Repeat each line exactly, leaving nothing out.
— START Provided records —
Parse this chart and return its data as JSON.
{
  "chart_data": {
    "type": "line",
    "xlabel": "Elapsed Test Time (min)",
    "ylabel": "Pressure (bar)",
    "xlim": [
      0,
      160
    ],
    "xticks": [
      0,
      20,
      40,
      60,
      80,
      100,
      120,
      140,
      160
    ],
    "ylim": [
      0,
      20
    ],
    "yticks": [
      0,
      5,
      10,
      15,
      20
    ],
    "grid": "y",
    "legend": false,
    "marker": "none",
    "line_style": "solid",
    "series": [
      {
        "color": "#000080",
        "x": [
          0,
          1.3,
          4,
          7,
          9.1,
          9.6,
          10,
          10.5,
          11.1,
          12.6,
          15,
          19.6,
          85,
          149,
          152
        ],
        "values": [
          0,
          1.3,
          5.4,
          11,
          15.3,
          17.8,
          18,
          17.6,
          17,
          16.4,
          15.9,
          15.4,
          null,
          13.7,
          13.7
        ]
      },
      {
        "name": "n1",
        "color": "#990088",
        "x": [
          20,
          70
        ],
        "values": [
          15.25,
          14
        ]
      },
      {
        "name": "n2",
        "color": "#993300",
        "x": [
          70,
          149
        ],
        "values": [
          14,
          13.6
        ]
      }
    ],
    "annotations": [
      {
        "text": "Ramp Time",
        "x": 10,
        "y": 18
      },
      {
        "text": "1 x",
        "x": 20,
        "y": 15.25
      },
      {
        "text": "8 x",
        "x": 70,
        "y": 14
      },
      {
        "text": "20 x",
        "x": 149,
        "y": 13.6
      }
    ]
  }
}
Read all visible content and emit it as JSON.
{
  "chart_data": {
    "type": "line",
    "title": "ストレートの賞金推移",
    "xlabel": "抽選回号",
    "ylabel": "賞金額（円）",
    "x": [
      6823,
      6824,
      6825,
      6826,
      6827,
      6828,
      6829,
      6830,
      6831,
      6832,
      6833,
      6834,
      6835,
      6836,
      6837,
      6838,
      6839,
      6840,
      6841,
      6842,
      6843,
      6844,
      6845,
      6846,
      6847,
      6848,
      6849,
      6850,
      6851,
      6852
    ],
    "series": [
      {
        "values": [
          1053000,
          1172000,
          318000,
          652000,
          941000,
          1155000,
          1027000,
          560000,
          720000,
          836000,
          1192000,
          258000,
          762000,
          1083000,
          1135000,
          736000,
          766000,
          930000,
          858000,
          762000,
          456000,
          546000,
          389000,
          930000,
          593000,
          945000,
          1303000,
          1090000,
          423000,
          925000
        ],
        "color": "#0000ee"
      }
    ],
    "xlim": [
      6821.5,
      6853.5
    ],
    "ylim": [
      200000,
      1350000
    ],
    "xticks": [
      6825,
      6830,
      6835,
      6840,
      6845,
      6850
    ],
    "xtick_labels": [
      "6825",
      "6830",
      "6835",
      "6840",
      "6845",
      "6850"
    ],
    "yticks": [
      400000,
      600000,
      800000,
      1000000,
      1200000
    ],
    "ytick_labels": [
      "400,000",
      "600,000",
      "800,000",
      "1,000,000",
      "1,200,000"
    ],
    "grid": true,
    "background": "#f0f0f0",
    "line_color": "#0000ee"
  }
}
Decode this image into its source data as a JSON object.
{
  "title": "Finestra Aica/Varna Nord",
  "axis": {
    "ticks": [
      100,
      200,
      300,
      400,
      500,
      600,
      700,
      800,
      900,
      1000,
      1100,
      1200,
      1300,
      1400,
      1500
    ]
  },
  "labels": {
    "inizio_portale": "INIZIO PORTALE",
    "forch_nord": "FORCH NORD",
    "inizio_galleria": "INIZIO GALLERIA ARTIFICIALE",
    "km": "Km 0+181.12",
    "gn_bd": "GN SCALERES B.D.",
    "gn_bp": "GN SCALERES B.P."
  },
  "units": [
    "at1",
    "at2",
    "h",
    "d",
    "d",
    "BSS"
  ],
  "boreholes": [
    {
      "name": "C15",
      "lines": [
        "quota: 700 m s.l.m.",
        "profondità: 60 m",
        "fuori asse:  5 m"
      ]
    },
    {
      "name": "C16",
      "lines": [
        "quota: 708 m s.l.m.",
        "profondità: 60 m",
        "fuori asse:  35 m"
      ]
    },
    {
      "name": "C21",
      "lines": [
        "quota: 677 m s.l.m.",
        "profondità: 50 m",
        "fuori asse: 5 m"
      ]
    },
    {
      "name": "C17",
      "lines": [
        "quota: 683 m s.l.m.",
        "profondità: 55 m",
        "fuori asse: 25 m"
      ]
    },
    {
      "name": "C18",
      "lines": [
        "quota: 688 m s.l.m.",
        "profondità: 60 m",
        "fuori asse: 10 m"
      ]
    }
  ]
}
— END Provided records —
The response:
Parse this chart and return its data as JSON.
{
  "chart_data": {
    "type": "line",
    "xlabel": "Elapsed Test Time (min)",
    "ylabel": "Pressure (bar)",
    "xlim": [
      0,
      160
    ],
    "xticks": [
      0,
      20,
      40,
      60,
      80,
      100,
      120,
      140,
      160
    ],
    "ylim": [
      0,
      20
    ],
    "yticks": [
      0,
      5,
      10,
      15,
      20
    ],
    "grid": "y",
    "legend": false,
    "marker": "none",
    "line_style": "solid",
    "series": [
      {
        "color": "#000080",
        "x": [
          0,
          1.3,
          4,
          7,
          9.1,
          9.6,
          10,
          10.5,
          11.1,
          12.6,
          15,
          19.6,
          85,
          149,
          152
        ],
        "values": [
          0,
          1.3,
          5.4,
          11,
          15.3,
          17.8,
          18,
          17.6,
          17,
          16.4,
          15.9,
          15.4,
          null,
          13.7,
          13.7
        ]
      },
      {
        "name": "n1",
        "color": "#990088",
        "x": [
          20,
          70
        ],
        "values": [
          15.25,
          14
        ]
      },
      {
        "name": "n2",
        "color": "#993300",
        "x": [
          70,
          149
        ],
        "values": [
          14,
          13.6
        ]
      }
    ],
    "annotations": [
      {
        "text": "Ramp Time",
        "x": 10,
        "y": 18
      },
      {
        "text": "1 x",
        "x": 20,
        "y": 15.25
      },
      {
        "text": "8 x",
        "x": 70,
        "y": 14
      },
      {
        "text": "20 x",
        "x": 149,
        "y": 13.6
      }
    ]
  }
}
Read all visible content and emit it as JSON.
{
  "chart_data": {
    "type": "line",
    "title": "ストレートの賞金推移",
    "xlabel": "抽選回号",
    "ylabel": "賞金額（円）",
    "x": [
      6823,
      6824,
      6825,
      6826,
      6827,
      6828,
      6829,
      6830,
      6831,
      6832,
      6833,
      6834,
      6835,
      6836,
      6837,
      6838,
      6839,
      6840,
      6841,
      6842,
      6843,
      6844,
      6845,
      6846,
      6847,
      6848,
      6849,
      6850,
      6851,
      6852
    ],
    "series": [
      {
        "values": [
          1053000,
          1172000,
          318000,
          652000,
          941000,
          1155000,
          1027000,
          560000,
          720000,
          836000,
          1192000,
          258000,
          762000,
          1083000,
          1135000,
          736000,
          766000,
          930000,
          858000,
          762000,
          456000,
          546000,
          389000,
          930000,
          593000,
          945000,
          1303000,
          1090000,
          423000,
          925000
        ],
        "color": "#0000ee"
      }
    ],
    "xlim": [
      6821.5,
      6853.5
    ],
    "ylim": [
      200000,
      1350000
    ],
    "xticks": [
      6825,
      6830,
      6835,
      6840,
      6845,
      6850
    ],
    "xtick_labels": [
      "6825",
      "6830",
      "6835",
      "6840",
      "6845",
      "6850"
    ],
    "yticks": [
      400000,
      600000,
      800000,
      1000000,
      1200000
    ],
    "ytick_labels": [
      "400,000",
      "600,000",
      "800,000",
      "1,000,000",
      "1,200,000"
    ],
    "grid": true,
    "background": "#f0f0f0",
    "line_color": "#0000ee"
  }
}
Decode this image into its source data as a JSON object.
{
  "title": "Finestra Aica/Varna Nord",
  "axis": {
    "ticks": [
      100,
      200,
      300,
      400,
      500,
      600,
      700,
      800,
      900,
      1000,
      1100,
      1200,
      1300,
      1400,
      1500
    ]
  },
  "labels": {
    "inizio_portale": "INIZIO PORTALE",
    "forch_nord": "FORCH NORD",
    "inizio_galleria": "INIZIO GALLERIA ARTIFICIALE",
    "km": "Km 0+181.12",
    "gn_bd": "GN SCALERES B.D.",
    "gn_bp": "GN SCALERES B.P."
  },
  "units": [
    "at1",
    "at2",
    "h",
    "d",
    "d",
    "BSS"
  ],
  "boreholes": [
    {
      "name": "C15",
      "lines": [
        "quota: 700 m s.l.m.",
        "profondità: 60 m",
        "fuori asse:  5 m"
      ]
    },
    {
      "name": "C16",
      "lines": [
        "quota: 708 m s.l.m.",
        "profondità: 60 m",
        "fuori asse:  35 m"
      ]
    },
    {
      "name": "C21",
      "lines": [
        "quota: 677 m s.l.m.",
        "profondità: 50 m",
        "fuori asse: 5 m"
      ]
    },
    {
      "name": "C17",
      "lines": [
        "quota: 683 m s.l.m.",
        "profondità: 55 m",
        "fuori asse: 25 m"
      ]
    },
    {
      "name": "C18",
      "lines": [
        "quota: 688 m s.l.m.",
        "profondità: 60 m",
        "fuori asse: 10 m"
      ]
    }
  ]
}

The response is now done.